**Data supplied**
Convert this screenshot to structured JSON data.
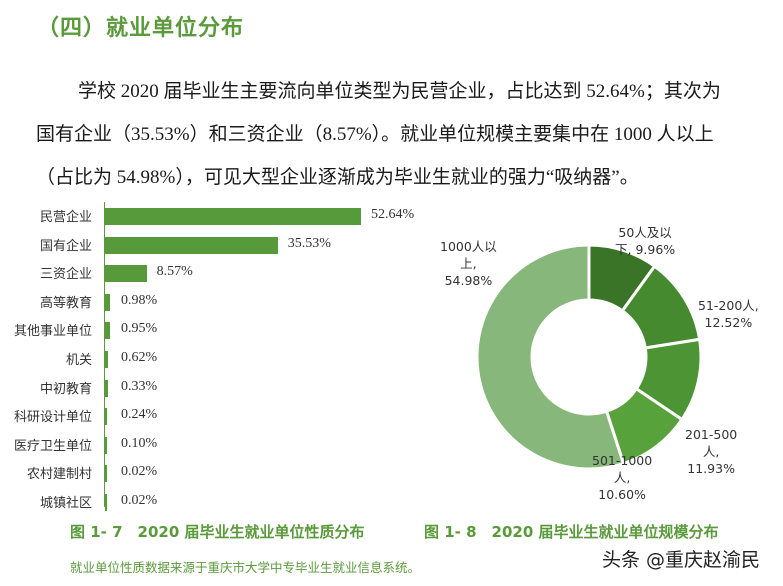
{
  "section_title": "（四）就业单位分布",
  "paragraph": {
    "line1": "学校 2020 届毕业生主要流向单位类型为民营企业，占比达到 52.64%；其次为",
    "line2": "国有企业（35.53%）和三资企业（8.57%）。就业单位规模主要集中在 1000 人以上",
    "line3": "（占比为 54.98%），可见大型企业逐渐成为毕业生就业的强力“吸纳器”。"
  },
  "captions": {
    "fig1": "图 1- 7　2020 届毕业生就业单位性质分布",
    "fig2": "图 1- 8　2020 届毕业生就业单位规模分布"
  },
  "source_note": "就业单位性质数据来源于重庆市大学中专毕业生就业信息系统。",
  "watermark": "头条 @重庆赵渝民",
  "colors": {
    "accent": "#5a9a3a",
    "bar": "#569a3c",
    "donut": [
      "#3a7426",
      "#468a30",
      "#4c9434",
      "#58a23c",
      "#87b77a"
    ]
  },
  "chart_data": [
    {
      "type": "bar",
      "orientation": "horizontal",
      "title": "图 1- 7　2020 届毕业生就业单位性质分布",
      "categories": [
        "民营企业",
        "国有企业",
        "三资企业",
        "高等教育",
        "其他事业单位",
        "机关",
        "中初教育",
        "科研设计单位",
        "医疗卫生单位",
        "农村建制村",
        "城镇社区"
      ],
      "values": [
        52.64,
        35.53,
        8.57,
        0.98,
        0.95,
        0.62,
        0.33,
        0.24,
        0.1,
        0.02,
        0.02
      ],
      "labels": [
        "52.64%",
        "35.53%",
        "8.57%",
        "0.98%",
        "0.95%",
        "0.62%",
        "0.33%",
        "0.24%",
        "0.10%",
        "0.02%",
        "0.02%"
      ],
      "xlabel": "",
      "ylabel": "",
      "grid": false,
      "legend": "none"
    },
    {
      "type": "pie",
      "donut": true,
      "title": "图 1- 8　2020 届毕业生就业单位规模分布",
      "categories": [
        "50人及以下",
        "51-200人",
        "201-500人",
        "501-1000人",
        "1000人以上"
      ],
      "values": [
        9.96,
        12.52,
        11.93,
        10.6,
        54.98
      ],
      "labels": [
        [
          "50人及以",
          "下, 9.96%"
        ],
        [
          "51-200人,",
          "12.52%"
        ],
        [
          "201-500",
          "人,",
          "11.93%"
        ],
        [
          "501-1000",
          "人,",
          "10.60%"
        ],
        [
          "1000人以",
          "上,",
          "54.98%"
        ]
      ],
      "legend": "none"
    }
  ]
}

**Objective**
Without including the pictures, return each record above exactly as it stands.

**Final answer**
Convert this screenshot to structured JSON data.
{
  "section_title": "（四）就业单位分布",
  "paragraph": {
    "line1": "学校 2020 届毕业生主要流向单位类型为民营企业，占比达到 52.64%；其次为",
    "line2": "国有企业（35.53%）和三资企业（8.57%）。就业单位规模主要集中在 1000 人以上",
    "line3": "（占比为 54.98%），可见大型企业逐渐成为毕业生就业的强力“吸纳器”。"
  },
  "captions": {
    "fig1": "图 1- 7　2020 届毕业生就业单位性质分布",
    "fig2": "图 1- 8　2020 届毕业生就业单位规模分布"
  },
  "source_note": "就业单位性质数据来源于重庆市大学中专毕业生就业信息系统。",
  "watermark": "头条 @重庆赵渝民",
  "colors": {
    "accent": "#5a9a3a",
    "bar": "#569a3c",
    "donut": [
      "#3a7426",
      "#468a30",
      "#4c9434",
      "#58a23c",
      "#87b77a"
    ]
  },
  "chart_data": [
    {
      "type": "bar",
      "orientation": "horizontal",
      "title": "图 1- 7　2020 届毕业生就业单位性质分布",
      "categories": [
        "民营企业",
        "国有企业",
        "三资企业",
        "高等教育",
        "其他事业单位",
        "机关",
        "中初教育",
        "科研设计单位",
        "医疗卫生单位",
        "农村建制村",
        "城镇社区"
      ],
      "values": [
        52.64,
        35.53,
        8.57,
        0.98,
        0.95,
        0.62,
        0.33,
        0.24,
        0.1,
        0.02,
        0.02
      ],
      "labels": [
        "52.64%",
        "35.53%",
        "8.57%",
        "0.98%",
        "0.95%",
        "0.62%",
        "0.33%",
        "0.24%",
        "0.10%",
        "0.02%",
        "0.02%"
      ],
      "xlabel": "",
      "ylabel": "",
      "grid": false,
      "legend": "none"
    },
    {
      "type": "pie",
      "donut": true,
      "title": "图 1- 8　2020 届毕业生就业单位规模分布",
      "categories": [
        "50人及以下",
        "51-200人",
        "201-500人",
        "501-1000人",
        "1000人以上"
      ],
      "values": [
        9.96,
        12.52,
        11.93,
        10.6,
        54.98
      ],
      "labels": [
        [
          "50人及以",
          "下, 9.96%"
        ],
        [
          "51-200人,",
          "12.52%"
        ],
        [
          "201-500",
          "人,",
          "11.93%"
        ],
        [
          "501-1000",
          "人,",
          "10.60%"
        ],
        [
          "1000人以",
          "上,",
          "54.98%"
        ]
      ],
      "legend": "none"
    }
  ]
}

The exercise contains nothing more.